THE PROBLEM:
Select, from the data, each line where "JSON" occurs.

"""

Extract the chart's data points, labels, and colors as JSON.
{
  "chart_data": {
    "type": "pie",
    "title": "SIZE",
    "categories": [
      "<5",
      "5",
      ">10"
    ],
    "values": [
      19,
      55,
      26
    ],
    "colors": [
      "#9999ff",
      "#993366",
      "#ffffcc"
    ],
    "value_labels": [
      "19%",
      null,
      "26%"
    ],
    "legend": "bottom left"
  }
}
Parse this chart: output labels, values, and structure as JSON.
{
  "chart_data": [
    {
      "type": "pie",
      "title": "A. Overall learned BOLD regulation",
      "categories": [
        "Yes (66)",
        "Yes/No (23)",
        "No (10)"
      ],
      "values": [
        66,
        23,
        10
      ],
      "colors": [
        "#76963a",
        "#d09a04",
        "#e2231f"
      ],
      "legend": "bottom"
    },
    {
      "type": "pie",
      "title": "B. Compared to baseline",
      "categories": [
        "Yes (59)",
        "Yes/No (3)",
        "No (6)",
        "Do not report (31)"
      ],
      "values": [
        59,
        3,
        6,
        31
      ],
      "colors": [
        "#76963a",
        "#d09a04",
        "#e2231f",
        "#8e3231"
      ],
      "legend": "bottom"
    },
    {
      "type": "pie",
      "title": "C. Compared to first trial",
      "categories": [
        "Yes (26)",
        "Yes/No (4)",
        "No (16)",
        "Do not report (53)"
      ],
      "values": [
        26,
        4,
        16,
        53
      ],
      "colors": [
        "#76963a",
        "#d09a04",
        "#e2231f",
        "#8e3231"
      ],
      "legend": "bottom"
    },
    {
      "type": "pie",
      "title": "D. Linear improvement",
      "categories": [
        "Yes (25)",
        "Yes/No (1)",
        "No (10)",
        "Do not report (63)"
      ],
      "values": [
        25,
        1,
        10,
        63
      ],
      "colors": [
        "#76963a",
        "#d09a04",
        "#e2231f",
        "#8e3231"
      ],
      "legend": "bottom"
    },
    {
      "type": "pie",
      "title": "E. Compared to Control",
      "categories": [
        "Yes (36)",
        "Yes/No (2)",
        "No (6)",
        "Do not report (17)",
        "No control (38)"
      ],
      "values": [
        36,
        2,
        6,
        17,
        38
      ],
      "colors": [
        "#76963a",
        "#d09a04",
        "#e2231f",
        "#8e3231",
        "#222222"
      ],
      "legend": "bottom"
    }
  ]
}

"""

OUTPUT OF THE TASK:
Extract the chart's data points, labels, and colors as JSON.
Parse this chart: output labels, values, and structure as JSON.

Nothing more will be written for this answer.